Akiba Israel Wertheimer
Akiba Israel Wertheimer | |
---|---|
Title | Chief Rabbi |
Personal | |
Born | Jacob Viktor Wertheimer 1778 |
Died | 20 May 1836, age about 57 |
Religion | Judaism |
Nationality | Prussian, Danish |
Parents |
|
Jewish leader | |
Successor | Jacob Ettlinger |
Akiba Israel Wertheimer (1778–1835) was the first Chief Rabbi of Altona and Schleswig-Holstein.[1]
Life[]
Akiba (or Ekiva or Akiva) Wertheimer was born in Wrocław, Prussia in about 1778. His father was Torah scholar Avigdor Wertheimer (died 1826). Akiba went to the Talmudic academy of Akiba Eger in Mirosławiec, which was one of the most important in the region.
He came with his parents to Altona, now a suburb of Hamburg but which was then an independent city under the administration of the Danish monarchy, where in 1805 he was a Melamed (teacher of Torah and Talmud school). In 1806 he was appointed Rabbi in Moisling and Lübeck. Due to the expulsion of the Jews in Lübeck and poverty in the Moisling Jewish community, in 1816 he moved to Altona where he remained until his death.
In 1819 he opposed the Hamburg-based reformers of Judaism and banned the use of the Jewish prayer book in the German language.[2]
In 1823 he was appointed the first Chief Rabbi of Altona and Schleswig-Holstein. For the Altona rabbinate, he was successor to Rabbi Mendel Hirsch Frankfurter,[3] the grandfather of Samson Raphael Hirsch.

=-=-=-=-=

» Exercise directions: Rewrite the passage on Akiba Israel Wertheimer from "In 1819 he opposed" through "Samson Raphael Hirsch.", replacing "opposed" with "resisted".

» Data shown:
=-=-=-=-=

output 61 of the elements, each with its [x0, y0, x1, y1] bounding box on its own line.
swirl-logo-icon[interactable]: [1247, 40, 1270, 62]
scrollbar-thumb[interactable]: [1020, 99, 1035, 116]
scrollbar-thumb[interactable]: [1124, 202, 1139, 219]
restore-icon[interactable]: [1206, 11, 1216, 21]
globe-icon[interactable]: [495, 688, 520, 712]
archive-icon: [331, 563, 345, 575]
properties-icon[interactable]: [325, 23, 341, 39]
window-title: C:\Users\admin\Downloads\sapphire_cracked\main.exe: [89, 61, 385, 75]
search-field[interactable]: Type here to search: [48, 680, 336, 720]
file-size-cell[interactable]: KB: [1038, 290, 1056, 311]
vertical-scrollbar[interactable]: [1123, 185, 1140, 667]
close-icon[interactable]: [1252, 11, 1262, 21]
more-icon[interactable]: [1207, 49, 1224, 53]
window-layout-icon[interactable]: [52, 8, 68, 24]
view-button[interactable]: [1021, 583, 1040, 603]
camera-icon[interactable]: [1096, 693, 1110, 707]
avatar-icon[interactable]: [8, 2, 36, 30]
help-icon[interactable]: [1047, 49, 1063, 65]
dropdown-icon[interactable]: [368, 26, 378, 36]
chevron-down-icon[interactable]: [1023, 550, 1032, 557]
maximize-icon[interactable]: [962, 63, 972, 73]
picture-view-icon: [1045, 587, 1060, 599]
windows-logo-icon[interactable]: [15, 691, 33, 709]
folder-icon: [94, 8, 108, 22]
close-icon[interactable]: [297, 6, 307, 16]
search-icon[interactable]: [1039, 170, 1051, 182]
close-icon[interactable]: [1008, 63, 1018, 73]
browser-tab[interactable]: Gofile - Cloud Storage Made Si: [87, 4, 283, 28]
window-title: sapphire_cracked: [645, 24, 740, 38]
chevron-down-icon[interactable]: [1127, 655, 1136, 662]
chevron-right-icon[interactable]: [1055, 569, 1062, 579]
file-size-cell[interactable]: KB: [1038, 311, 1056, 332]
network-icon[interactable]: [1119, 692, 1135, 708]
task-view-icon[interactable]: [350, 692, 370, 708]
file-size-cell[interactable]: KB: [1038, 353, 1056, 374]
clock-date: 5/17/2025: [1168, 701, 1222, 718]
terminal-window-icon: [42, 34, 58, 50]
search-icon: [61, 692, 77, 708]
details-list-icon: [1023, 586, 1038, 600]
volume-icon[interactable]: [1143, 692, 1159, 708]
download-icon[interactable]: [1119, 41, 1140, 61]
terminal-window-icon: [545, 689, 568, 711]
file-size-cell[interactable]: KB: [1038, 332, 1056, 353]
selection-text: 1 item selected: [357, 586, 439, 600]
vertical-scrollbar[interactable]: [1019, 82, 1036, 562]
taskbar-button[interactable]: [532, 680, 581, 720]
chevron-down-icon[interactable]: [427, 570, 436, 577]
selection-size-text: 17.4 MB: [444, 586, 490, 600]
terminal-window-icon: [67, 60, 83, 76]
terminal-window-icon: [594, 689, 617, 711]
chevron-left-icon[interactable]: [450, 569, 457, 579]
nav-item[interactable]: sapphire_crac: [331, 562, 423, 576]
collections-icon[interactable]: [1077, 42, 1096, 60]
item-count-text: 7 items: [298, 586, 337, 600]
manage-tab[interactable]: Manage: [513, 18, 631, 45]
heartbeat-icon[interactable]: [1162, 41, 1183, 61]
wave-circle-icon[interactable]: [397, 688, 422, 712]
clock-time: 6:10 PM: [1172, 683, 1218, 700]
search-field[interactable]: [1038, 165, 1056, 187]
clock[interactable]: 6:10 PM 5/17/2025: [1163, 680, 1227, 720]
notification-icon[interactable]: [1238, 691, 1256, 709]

=-=-=-=-=

» The reply:
In 1819 he resisted the Hamburg-based reformers of Judaism and banned the use of the Jewish prayer book in the German language.[2]
In 1823 he was appointed the first Chief Rabbi of Altona and Schleswig-Holstein. For the Altona rabbinate, he was successor to Rabbi Mendel Hirsch Frankfurter,[3] the grandfather of Samson Raphael Hirsch.